WHAT YOU HAVE TO DO
Output each line of the material exactly as it stands.
Start
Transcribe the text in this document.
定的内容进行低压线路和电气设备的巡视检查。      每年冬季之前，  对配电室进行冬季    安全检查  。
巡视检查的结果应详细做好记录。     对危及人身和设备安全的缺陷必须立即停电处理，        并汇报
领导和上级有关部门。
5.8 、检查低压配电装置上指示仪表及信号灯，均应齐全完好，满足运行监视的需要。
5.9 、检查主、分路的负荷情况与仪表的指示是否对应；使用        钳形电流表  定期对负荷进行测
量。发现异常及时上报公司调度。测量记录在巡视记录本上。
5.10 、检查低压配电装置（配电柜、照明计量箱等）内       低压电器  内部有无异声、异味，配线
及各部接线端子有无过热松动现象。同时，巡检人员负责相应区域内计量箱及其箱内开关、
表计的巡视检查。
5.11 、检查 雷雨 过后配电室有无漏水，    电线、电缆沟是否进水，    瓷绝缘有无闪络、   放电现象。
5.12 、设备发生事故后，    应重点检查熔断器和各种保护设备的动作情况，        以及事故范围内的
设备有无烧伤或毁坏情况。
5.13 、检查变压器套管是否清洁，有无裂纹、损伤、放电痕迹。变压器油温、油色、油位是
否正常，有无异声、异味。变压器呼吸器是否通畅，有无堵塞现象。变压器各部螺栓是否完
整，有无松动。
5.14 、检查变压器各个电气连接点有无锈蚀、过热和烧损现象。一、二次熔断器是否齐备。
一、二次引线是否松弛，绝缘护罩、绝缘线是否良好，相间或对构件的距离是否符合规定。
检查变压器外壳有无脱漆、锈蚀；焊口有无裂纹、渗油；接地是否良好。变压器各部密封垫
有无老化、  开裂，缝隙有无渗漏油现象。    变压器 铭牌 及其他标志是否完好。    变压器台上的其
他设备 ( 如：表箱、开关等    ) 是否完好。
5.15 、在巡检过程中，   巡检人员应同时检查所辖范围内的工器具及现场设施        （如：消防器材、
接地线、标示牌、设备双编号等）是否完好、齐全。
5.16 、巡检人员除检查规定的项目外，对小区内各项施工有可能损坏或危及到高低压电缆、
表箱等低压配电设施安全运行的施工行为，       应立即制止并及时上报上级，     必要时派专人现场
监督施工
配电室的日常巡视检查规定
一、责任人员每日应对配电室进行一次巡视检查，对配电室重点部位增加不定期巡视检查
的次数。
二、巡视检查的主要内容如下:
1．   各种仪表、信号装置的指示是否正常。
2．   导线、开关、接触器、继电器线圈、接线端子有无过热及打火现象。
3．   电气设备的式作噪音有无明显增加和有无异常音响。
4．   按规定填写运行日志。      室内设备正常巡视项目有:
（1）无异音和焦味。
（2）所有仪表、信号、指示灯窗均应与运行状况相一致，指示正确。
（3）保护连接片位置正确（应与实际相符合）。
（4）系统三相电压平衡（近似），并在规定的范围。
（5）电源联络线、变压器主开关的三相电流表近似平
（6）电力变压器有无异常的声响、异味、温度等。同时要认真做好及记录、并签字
End
CORRECT RESULT
Transcribe the text in this document.
定的内容进行低压线路和电气设备的巡视检查。      每年冬季之前，  对配电室进行冬季    安全检查  。
巡视检查的结果应详细做好记录。     对危及人身和设备安全的缺陷必须立即停电处理，        并汇报
领导和上级有关部门。
5.8 、检查低压配电装置上指示仪表及信号灯，均应齐全完好，满足运行监视的需要。
5.9 、检查主、分路的负荷情况与仪表的指示是否对应；使用        钳形电流表  定期对负荷进行测
量。发现异常及时上报公司调度。测量记录在巡视记录本上。
5.10 、检查低压配电装置（配电柜、照明计量箱等）内       低压电器  内部有无异声、异味，配线
及各部接线端子有无过热松动现象。同时，巡检人员负责相应区域内计量箱及其箱内开关、
表计的巡视检查。
5.11 、检查 雷雨 过后配电室有无漏水，    电线、电缆沟是否进水，    瓷绝缘有无闪络、   放电现象。
5.12 、设备发生事故后，    应重点检查熔断器和各种保护设备的动作情况，        以及事故范围内的
设备有无烧伤或毁坏情况。
5.13 、检查变压器套管是否清洁，有无裂纹、损伤、放电痕迹。变压器油温、油色、油位是
否正常，有无异声、异味。变压器呼吸器是否通畅，有无堵塞现象。变压器各部螺栓是否完
整，有无松动。
5.14 、检查变压器各个电气连接点有无锈蚀、过热和烧损现象。一、二次熔断器是否齐备。
一、二次引线是否松弛，绝缘护罩、绝缘线是否良好，相间或对构件的距离是否符合规定。
检查变压器外壳有无脱漆、锈蚀；焊口有无裂纹、渗油；接地是否良好。变压器各部密封垫
有无老化、  开裂，缝隙有无渗漏油现象。    变压器 铭牌 及其他标志是否完好。    变压器台上的其
他设备 ( 如：表箱、开关等    ) 是否完好。
5.15 、在巡检过程中，   巡检人员应同时检查所辖范围内的工器具及现场设施        （如：消防器材、
接地线、标示牌、设备双编号等）是否完好、齐全。
5.16 、巡检人员除检查规定的项目外，对小区内各项施工有可能损坏或危及到高低压电缆、
表箱等低压配电设施安全运行的施工行为，       应立即制止并及时上报上级，     必要时派专人现场
监督施工
配电室的日常巡视检查规定
一、责任人员每日应对配电室进行一次巡视检查，对配电室重点部位增加不定期巡视检查
的次数。
二、巡视检查的主要内容如下:
1．   各种仪表、信号装置的指示是否正常。
2．   导线、开关、接触器、继电器线圈、接线端子有无过热及打火现象。
3．   电气设备的式作噪音有无明显增加和有无异常音响。
4．   按规定填写运行日志。      室内设备正常巡视项目有:
（1）无异音和焦味。
（2）所有仪表、信号、指示灯窗均应与运行状况相一致，指示正确。
（3）保护连接片位置正确（应与实际相符合）。
（4）系统三相电压平衡（近似），并在规定的范围。
（5）电源联络线、变压器主开关的三相电流表近似平
（6）电力变压器有无异常的声响、异味、温度等。同时要认真做好及记录、并签字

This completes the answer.